*Selected passage*.
· · · · ·
In this week we researched convolutional neural networks which we will be use it in our food recognition part of the project. We examined the differences between convolutional neural networks and regular neural networks. And we briefly explained the layers in ConvNets.

In this article we use the notes from Stanford CS class CS231n: Convolutional Neural Networks for Visual Recognition [1] and the answer from Quora to “What is a convolutional neural network” by Jie Xu [2].

Next week we will try a framework to employ our first experiments. In our next blog we will discuss why we choose that framework and first architecture of our network.

Difference Between ConvNets and Regular Nets

Convolutional neural networks are a type of neural network that have been very widely used in areas such as image recognition, video analysis, natural language etc. And ConvNets have been very successful in these areas.

Figure 1. Multi-Layer Perceptron [3]

It will be good to compare convolutional neural networks with a regular neural networks. A neural network/multi-layer perceptron is consists of input/output layers and a series of hidden layers. Each layer is fully connected to the previous layer. More precisely each neuron in a layer is connected to all neurons in the previous layer.

This model leaves us with some problems. First, Regular Neural Nets do not scale well. If we consider an image has a size of [256x256x3], each neuron in the hidden layer will have 256*256*3=196,608 connections with each pixel in the input image. If we want to increase number of neurons we must also consider the increase in the number of parameters. This full connectivity is wasteful and the huge number of parameters leads us to overfitting.

Regular Nets also ignores the correlation between nearby features as a result of full connectivity. For example in images nearby pixels are more strongly correlated compared to distant pixels. Also it is not robust to image transformations. Any subtle change in scale or position from the input layer would produce significant changes in following layers.
· · · · ·
Data entries:
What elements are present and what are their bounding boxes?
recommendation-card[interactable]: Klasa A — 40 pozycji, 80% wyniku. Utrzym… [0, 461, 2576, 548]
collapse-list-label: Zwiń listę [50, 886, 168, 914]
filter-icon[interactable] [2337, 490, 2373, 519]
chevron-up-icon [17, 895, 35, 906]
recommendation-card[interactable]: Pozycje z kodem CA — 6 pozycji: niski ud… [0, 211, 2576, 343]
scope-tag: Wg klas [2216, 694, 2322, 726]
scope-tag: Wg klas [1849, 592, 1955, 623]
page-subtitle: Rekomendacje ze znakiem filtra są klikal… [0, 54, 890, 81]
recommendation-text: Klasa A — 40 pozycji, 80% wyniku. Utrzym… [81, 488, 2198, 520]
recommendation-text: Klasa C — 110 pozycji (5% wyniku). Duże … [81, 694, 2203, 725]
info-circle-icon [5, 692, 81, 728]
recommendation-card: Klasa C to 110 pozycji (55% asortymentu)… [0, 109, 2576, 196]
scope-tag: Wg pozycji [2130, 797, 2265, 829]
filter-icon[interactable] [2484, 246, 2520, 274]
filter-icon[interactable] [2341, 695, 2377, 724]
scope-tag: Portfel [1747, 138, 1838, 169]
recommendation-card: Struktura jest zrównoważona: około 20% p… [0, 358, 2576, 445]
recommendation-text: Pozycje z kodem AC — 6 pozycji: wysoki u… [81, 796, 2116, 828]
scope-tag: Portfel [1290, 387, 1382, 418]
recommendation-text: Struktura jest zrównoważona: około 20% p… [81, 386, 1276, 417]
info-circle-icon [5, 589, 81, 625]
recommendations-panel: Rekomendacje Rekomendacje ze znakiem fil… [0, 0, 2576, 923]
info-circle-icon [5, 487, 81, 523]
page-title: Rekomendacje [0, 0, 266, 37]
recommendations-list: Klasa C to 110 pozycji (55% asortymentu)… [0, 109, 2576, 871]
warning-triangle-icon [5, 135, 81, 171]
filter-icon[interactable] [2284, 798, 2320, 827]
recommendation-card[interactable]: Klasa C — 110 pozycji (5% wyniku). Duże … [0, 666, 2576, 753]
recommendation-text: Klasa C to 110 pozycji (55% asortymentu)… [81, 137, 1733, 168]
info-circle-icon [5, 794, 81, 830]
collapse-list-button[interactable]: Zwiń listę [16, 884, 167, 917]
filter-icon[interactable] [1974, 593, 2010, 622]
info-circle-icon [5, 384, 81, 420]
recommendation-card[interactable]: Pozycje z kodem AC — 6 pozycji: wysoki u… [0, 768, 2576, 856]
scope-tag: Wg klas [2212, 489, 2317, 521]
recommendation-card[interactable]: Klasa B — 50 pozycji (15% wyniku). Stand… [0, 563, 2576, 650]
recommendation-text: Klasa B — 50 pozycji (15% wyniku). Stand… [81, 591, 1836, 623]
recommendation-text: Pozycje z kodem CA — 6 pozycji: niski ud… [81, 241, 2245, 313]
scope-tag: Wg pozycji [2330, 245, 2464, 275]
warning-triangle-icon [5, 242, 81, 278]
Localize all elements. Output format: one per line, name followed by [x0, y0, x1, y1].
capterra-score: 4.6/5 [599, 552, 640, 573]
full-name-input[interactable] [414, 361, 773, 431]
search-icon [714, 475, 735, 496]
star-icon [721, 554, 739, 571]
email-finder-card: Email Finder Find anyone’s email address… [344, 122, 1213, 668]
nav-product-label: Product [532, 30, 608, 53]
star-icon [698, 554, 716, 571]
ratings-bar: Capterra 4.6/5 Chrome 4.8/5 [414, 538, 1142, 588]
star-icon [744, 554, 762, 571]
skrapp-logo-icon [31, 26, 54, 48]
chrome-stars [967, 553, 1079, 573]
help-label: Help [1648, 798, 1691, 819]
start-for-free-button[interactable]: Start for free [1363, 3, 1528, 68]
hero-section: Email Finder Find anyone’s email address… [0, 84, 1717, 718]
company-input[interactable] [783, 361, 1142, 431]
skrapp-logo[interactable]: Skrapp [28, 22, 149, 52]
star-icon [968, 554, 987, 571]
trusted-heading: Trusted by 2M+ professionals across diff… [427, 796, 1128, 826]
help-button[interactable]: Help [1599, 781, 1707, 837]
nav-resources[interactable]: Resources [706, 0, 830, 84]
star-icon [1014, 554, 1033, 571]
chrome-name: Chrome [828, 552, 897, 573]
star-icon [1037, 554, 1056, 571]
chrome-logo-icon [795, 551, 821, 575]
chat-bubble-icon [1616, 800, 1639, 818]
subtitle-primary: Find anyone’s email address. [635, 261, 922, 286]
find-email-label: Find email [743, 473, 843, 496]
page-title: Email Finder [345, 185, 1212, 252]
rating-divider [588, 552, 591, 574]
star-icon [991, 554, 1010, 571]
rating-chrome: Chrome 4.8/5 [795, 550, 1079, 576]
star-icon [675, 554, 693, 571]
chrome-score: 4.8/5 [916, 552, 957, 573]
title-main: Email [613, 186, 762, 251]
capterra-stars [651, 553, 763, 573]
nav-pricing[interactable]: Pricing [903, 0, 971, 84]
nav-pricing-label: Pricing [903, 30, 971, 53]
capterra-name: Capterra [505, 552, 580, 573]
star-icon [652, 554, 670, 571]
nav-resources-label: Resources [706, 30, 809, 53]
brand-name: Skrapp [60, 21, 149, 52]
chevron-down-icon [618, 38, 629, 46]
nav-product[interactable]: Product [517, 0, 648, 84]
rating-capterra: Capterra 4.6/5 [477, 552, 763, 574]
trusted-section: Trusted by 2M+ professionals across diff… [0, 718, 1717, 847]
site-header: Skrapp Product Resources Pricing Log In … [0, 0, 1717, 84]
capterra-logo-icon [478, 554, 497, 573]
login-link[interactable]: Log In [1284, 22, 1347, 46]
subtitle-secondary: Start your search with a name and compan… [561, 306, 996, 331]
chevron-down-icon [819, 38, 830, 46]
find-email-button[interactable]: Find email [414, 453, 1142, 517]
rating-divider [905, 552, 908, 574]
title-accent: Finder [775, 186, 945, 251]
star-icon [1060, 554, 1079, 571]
· · · · ·
*Requirement A*.
According to the blog post, how many connections would each hidden-layer neuron have with the pixels of a [256x256x3] image?
*Requirement B*.
List the areas that the blog post names as places where convolutional neural networks have been widely used.
*Requirement C*.
Please reproduce the stretch of the blog post from "Convolutional neural networks are" through "in the previous layer.".

*Expected answer A*.
Each neuron would have 256*256*3=196,608 connections.

*Expected answer B*.
Image recognition, video analysis, natural language

*Expected answer C*.
Convolutional neural networks are a type of neural network that have been very widely used in areas such as image recognition, video analysis, natural language etc. And ConvNets have been very successful in these areas.

Figure 1. Multi-Layer Perceptron [3]

It will be good to compare convolutional neural networks with a regular neural networks. A neural network/multi-layer perceptron is consists of input/output layers and a series of hidden layers. Each layer is fully connected to the previous layer. More precisely each neuron in a layer is connected to all neurons in the previous layer.